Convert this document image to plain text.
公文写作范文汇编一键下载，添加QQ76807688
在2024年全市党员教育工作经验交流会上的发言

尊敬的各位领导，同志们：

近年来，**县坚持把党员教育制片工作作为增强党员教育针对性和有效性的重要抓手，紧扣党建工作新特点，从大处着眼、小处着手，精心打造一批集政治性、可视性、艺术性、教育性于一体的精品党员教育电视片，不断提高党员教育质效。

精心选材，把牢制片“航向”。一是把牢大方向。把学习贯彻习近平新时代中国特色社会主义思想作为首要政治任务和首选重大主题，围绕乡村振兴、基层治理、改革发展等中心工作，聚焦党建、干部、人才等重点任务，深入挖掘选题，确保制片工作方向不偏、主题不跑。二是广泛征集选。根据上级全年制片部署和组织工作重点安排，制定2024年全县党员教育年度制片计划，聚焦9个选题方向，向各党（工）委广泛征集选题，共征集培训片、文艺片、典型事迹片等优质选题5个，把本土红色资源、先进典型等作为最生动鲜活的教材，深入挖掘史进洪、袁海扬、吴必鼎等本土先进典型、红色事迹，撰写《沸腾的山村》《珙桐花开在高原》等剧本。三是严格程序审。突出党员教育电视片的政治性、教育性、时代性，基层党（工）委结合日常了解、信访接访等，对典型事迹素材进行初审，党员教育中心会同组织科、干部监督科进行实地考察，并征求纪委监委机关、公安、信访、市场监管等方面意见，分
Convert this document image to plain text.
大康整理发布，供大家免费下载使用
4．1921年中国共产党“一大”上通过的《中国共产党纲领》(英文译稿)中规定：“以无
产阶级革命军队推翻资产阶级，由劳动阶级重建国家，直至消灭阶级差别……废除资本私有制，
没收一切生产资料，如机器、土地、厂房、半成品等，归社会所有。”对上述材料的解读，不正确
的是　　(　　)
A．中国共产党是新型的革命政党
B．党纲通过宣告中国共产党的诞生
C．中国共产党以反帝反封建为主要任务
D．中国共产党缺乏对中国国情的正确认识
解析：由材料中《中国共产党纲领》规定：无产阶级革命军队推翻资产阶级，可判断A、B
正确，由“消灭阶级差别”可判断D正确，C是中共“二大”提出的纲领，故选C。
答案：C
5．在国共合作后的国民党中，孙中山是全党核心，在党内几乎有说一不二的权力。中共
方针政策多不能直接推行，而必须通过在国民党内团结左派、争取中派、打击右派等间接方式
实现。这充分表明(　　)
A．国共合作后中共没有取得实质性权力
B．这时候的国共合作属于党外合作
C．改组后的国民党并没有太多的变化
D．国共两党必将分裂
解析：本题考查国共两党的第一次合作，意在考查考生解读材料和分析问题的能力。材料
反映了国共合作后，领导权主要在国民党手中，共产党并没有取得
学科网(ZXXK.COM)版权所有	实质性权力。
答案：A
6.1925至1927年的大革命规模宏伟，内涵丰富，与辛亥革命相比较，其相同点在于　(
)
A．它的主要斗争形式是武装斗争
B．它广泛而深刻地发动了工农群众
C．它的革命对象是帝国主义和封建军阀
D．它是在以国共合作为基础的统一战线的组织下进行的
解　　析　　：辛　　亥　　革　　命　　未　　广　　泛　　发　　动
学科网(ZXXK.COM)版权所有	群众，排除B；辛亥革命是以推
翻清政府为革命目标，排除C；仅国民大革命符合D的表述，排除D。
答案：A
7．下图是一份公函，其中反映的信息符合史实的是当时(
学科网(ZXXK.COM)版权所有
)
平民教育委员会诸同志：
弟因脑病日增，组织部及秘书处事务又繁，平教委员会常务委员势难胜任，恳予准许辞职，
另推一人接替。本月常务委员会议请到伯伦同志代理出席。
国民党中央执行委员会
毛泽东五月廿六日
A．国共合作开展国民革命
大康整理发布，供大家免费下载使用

* STATED PROBLEM
Extract, from the listing above, every line where the string "版权所有" occurs.

* THE RESPONSE
学科网(ZXXK.COM)版权所有	实质性权力。
学科网(ZXXK.COM)版权所有	群众，排除B；辛亥革命是以推
学科网(ZXXK.COM)版权所有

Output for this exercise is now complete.